* **THE REQUEST**
Look below. Copy each line that has "Monitoring" in it.

* **MATERIAL PROVIDED**
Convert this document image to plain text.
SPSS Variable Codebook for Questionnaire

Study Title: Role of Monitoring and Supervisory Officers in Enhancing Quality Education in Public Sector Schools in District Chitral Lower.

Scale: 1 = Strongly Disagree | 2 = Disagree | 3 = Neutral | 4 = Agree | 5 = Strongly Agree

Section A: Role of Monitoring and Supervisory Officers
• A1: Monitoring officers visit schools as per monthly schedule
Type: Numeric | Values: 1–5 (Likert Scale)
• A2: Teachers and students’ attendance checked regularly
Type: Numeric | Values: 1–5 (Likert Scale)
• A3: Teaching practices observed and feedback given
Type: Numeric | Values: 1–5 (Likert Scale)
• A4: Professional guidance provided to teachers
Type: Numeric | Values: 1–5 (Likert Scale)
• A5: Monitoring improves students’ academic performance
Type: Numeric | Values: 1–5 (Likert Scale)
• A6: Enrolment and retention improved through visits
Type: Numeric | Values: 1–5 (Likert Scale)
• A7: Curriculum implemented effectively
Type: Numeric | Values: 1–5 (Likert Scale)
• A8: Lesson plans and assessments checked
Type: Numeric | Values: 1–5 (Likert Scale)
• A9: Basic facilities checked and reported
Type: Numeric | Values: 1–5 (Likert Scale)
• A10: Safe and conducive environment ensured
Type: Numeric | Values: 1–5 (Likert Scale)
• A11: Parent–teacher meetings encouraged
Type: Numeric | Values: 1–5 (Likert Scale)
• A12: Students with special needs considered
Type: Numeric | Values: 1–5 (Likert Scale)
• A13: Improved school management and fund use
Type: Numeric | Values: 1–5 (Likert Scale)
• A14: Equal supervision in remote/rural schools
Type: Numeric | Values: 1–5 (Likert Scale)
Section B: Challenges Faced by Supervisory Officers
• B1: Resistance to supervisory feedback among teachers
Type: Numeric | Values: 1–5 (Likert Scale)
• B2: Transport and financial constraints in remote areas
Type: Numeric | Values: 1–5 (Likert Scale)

* **RESPONSE FOR THIS EXERCISE**
Study Title: Role of Monitoring and Supervisory Officers in Enhancing Quality Education in Public Sector Schools in District Chitral Lower.
Section A: Role of Monitoring and Supervisory Officers
• A1: Monitoring officers visit schools as per monthly schedule
• A5: Monitoring improves students’ academic performance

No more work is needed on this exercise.